| EXERCISE GOAL |
Identify every line containing the word "JSON" and reproduce each one.

# # #

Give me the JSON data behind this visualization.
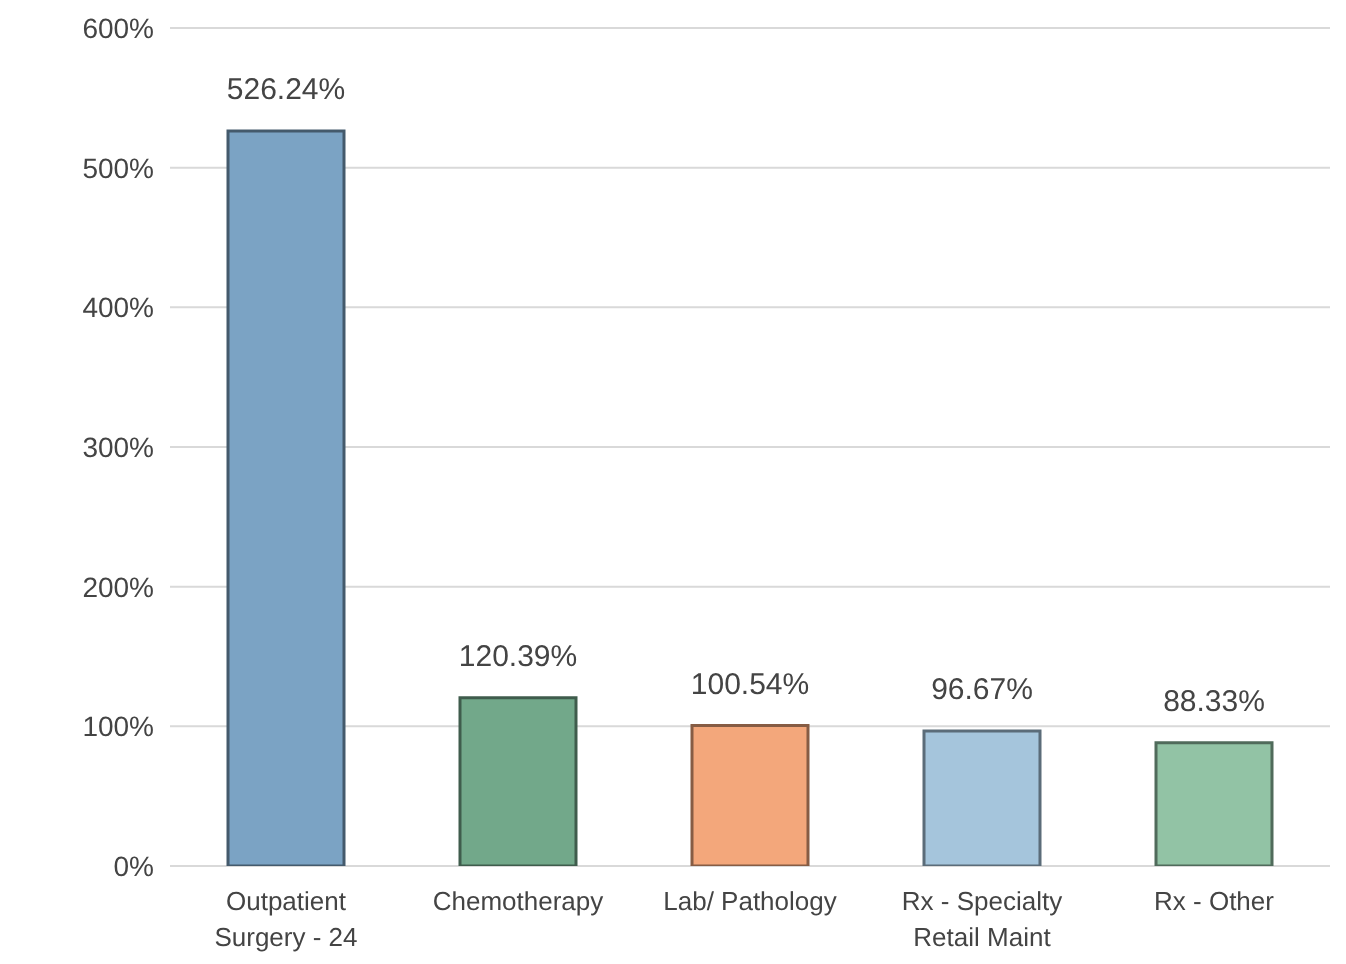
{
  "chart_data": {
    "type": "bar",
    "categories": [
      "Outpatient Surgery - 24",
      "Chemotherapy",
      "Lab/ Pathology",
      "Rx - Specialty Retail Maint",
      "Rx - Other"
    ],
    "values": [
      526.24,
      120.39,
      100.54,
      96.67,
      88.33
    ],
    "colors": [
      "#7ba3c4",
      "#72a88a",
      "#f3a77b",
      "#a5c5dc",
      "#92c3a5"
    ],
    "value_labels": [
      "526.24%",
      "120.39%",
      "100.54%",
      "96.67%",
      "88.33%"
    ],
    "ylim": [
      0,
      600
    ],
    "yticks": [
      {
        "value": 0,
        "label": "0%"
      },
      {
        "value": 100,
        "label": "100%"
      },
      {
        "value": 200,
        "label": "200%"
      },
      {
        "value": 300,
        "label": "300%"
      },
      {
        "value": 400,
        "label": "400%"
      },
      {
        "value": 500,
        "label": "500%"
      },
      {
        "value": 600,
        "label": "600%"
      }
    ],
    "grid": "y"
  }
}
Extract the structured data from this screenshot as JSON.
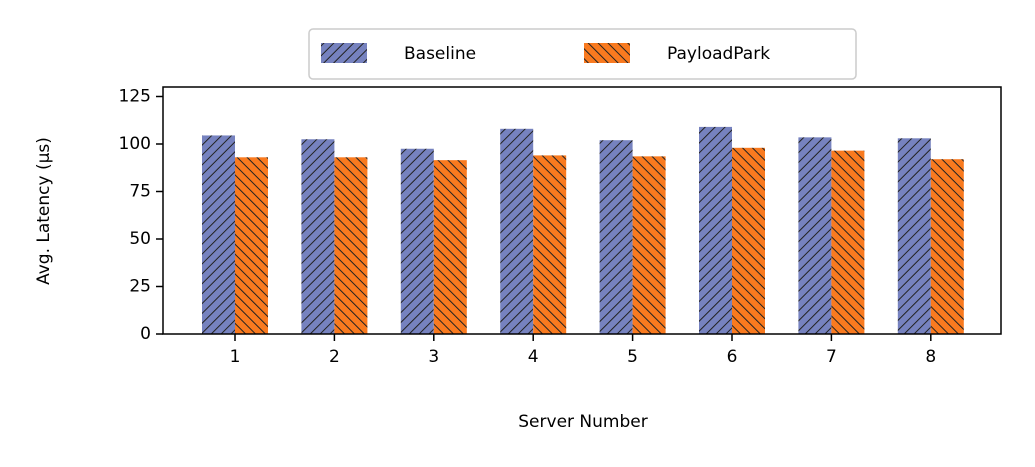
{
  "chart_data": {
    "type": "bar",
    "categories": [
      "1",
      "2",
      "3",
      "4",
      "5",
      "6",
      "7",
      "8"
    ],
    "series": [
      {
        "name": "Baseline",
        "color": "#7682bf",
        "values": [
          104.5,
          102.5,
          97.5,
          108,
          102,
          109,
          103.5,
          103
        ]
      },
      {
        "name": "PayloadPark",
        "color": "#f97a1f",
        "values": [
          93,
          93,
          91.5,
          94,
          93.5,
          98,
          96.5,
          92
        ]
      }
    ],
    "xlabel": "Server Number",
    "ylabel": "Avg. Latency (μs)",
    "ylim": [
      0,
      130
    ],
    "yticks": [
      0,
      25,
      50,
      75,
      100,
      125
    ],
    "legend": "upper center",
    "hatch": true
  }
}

# # #

| OUTPUT OF THE EXERCISE |
Give me the JSON data behind this visualization.
Extract the structured data from this screenshot as JSON.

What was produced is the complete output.